The exercise
Lay out the lines from the one containing "data-label: 94.0 — [670, 246, 709, 268]" through the one containing "data-label: 86.0 — [881, 284, 920, 306]", inclusive, as a Markdown table with a No. column for the row number and an Entry column for the line, leaving out any blank lines.

Layout element entries
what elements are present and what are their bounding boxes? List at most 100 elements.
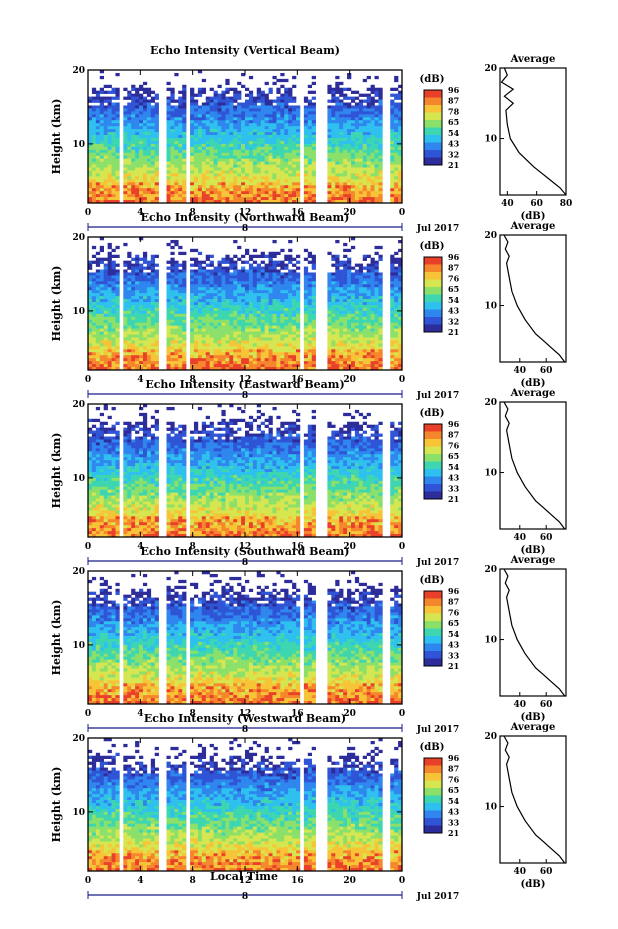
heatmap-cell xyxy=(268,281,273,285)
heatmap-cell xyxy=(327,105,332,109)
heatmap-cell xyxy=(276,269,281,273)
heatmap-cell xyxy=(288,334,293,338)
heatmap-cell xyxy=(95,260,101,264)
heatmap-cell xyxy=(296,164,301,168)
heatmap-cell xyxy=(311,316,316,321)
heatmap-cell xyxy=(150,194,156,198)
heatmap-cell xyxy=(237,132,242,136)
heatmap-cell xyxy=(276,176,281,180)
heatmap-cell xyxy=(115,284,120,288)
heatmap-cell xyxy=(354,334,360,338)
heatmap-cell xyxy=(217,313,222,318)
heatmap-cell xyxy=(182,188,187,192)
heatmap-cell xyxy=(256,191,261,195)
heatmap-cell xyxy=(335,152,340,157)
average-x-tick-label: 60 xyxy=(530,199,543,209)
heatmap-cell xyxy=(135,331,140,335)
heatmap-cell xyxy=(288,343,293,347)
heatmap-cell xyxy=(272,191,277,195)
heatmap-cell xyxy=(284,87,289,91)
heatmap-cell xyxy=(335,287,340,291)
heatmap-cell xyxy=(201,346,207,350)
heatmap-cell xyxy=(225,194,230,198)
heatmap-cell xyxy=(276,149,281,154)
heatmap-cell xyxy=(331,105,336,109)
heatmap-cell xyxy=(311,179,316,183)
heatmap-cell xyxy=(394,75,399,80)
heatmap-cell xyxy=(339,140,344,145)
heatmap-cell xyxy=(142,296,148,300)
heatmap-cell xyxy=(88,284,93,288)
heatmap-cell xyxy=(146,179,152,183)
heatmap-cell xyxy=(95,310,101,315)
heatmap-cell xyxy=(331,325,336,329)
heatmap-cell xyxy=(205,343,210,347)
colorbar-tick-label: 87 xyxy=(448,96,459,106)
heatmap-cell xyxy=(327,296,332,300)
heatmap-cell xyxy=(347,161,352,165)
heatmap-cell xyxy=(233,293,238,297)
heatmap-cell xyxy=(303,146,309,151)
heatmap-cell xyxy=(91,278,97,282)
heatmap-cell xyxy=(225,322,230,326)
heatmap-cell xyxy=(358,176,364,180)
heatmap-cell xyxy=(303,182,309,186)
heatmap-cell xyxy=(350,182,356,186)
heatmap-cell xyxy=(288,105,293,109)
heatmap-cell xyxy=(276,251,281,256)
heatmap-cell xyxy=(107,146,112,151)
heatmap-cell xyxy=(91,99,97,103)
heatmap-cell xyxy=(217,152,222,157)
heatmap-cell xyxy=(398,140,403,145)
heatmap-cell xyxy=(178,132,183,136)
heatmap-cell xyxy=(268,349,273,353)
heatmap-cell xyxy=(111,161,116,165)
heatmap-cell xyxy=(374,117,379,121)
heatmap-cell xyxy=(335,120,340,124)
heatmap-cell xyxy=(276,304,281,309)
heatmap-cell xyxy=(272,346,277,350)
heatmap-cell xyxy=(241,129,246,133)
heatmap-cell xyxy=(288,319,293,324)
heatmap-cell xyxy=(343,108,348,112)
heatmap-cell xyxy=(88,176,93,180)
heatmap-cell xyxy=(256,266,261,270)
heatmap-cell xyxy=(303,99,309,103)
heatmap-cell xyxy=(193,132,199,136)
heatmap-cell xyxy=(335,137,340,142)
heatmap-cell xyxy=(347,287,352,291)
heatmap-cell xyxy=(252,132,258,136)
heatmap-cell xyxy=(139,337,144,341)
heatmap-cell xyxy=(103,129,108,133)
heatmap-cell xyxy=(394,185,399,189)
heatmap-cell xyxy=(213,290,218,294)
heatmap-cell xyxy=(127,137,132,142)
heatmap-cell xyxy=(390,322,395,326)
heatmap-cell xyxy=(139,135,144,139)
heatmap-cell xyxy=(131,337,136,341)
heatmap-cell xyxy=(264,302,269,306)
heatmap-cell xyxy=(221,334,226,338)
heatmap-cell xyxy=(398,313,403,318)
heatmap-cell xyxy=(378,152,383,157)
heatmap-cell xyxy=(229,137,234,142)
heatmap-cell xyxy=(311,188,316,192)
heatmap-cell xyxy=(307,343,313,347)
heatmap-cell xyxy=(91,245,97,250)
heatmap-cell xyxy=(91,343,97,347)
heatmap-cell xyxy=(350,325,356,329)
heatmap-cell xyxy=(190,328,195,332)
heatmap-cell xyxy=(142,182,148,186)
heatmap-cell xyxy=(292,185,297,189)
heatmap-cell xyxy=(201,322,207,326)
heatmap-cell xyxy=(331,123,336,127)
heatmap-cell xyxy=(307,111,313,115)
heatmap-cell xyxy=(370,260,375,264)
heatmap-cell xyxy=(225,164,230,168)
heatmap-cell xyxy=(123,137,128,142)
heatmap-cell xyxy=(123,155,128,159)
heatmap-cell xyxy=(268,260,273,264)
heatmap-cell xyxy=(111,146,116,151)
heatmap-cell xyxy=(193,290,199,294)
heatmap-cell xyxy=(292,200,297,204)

==

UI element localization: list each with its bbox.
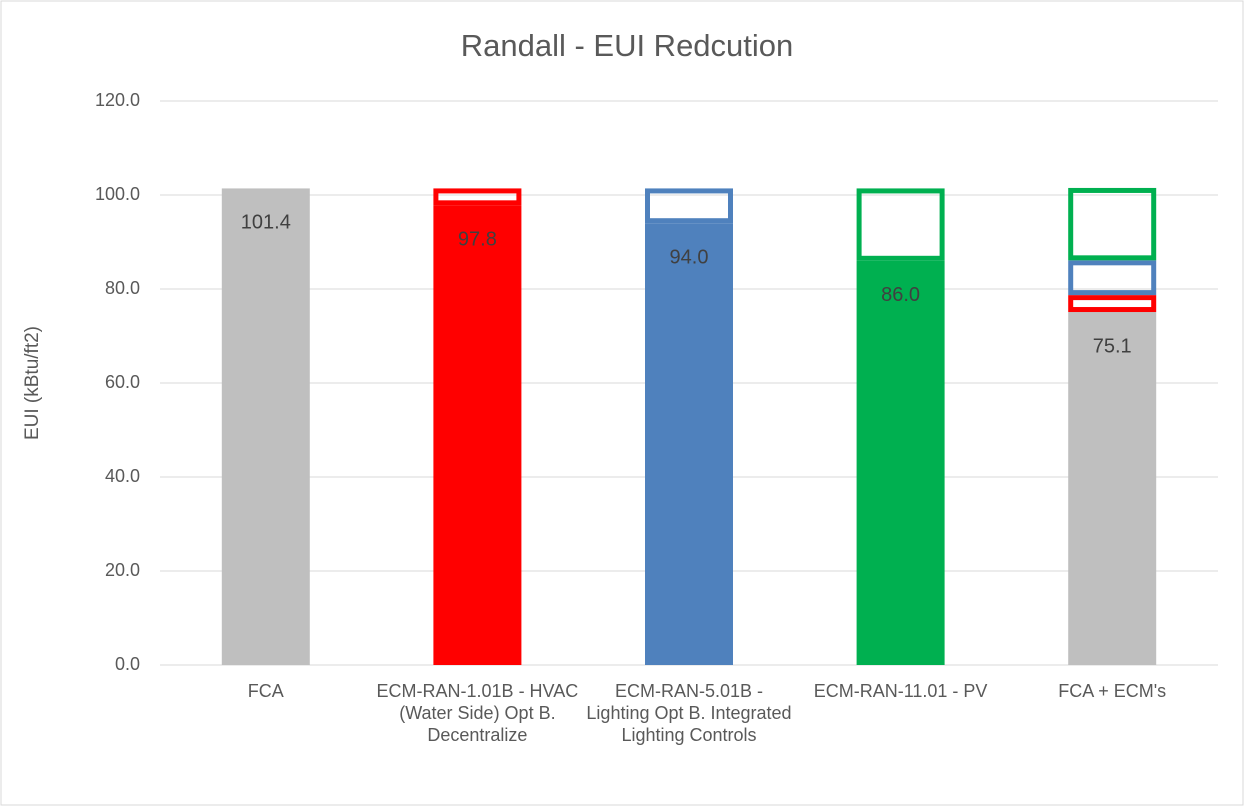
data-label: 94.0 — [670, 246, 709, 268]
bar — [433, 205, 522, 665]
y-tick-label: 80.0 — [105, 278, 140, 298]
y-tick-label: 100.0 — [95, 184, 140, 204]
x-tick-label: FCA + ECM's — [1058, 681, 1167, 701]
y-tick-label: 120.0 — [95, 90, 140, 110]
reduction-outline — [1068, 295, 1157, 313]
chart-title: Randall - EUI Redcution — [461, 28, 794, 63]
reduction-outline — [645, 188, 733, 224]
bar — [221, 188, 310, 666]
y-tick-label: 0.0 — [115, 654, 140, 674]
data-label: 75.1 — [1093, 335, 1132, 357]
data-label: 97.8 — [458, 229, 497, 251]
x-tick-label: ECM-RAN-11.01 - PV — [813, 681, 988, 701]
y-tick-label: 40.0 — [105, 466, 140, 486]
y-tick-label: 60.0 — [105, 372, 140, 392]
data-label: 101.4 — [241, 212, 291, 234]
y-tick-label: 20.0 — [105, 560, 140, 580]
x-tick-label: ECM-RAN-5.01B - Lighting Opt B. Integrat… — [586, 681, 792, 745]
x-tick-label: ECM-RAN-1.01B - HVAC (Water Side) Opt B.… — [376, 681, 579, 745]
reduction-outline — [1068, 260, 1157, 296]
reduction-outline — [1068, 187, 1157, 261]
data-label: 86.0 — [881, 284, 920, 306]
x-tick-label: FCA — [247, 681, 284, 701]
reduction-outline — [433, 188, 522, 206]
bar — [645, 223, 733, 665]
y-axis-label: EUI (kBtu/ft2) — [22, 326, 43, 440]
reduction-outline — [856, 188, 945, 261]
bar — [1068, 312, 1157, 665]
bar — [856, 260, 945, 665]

Reply to the task
| No. | Entry |
|---|---|
| 1 | data-label: 94.0 — [670, 246, 709, 268] |
| 2 | bar — [433, 205, 522, 665] |
| 3 | y-tick-label: 80.0 — [105, 278, 140, 298] |
| 4 | y-tick-label: 100.0 — [95, 184, 140, 204] |
| 5 | x-tick-label: FCA + ECM's — [1058, 681, 1167, 701] |
| 6 | y-tick-label: 120.0 — [95, 90, 140, 110] |
| 7 | reduction-outline — [1068, 295, 1157, 313] |
| 8 | chart-title: Randall - EUI Redcution — [461, 28, 794, 63] |
| 9 | reduction-outline — [645, 188, 733, 224] |
| 10 | bar — [221, 188, 310, 666] |
| 11 | y-tick-label: 0.0 — [115, 654, 140, 674] |
| 12 | data-label: 75.1 — [1093, 335, 1132, 357] |
| 13 | data-label: 97.8 — [458, 229, 497, 251] |
| 14 | x-tick-label: ECM-RAN-11.01 - PV — [813, 681, 988, 701] |
| 15 | y-tick-label: 40.0 — [105, 466, 140, 486] |
| 16 | y-tick-label: 60.0 — [105, 372, 140, 392] |
| 17 | data-label: 101.4 — [241, 212, 291, 234] |
| 18 | y-tick-label: 20.0 — [105, 560, 140, 580] |
| 19 | x-tick-label: ECM-RAN-5.01B - Lighting Opt B. Integrat… — [586, 681, 792, 745] |
| 20 | x-tick-label: ECM-RAN-1.01B - HVAC (Water Side) Opt B.… — [376, 681, 579, 745] |
| 21 | reduction-outline — [1068, 260, 1157, 296] |
| 22 | reduction-outline — [1068, 187, 1157, 261] |
| 23 | data-label: 86.0 — [881, 284, 920, 306] |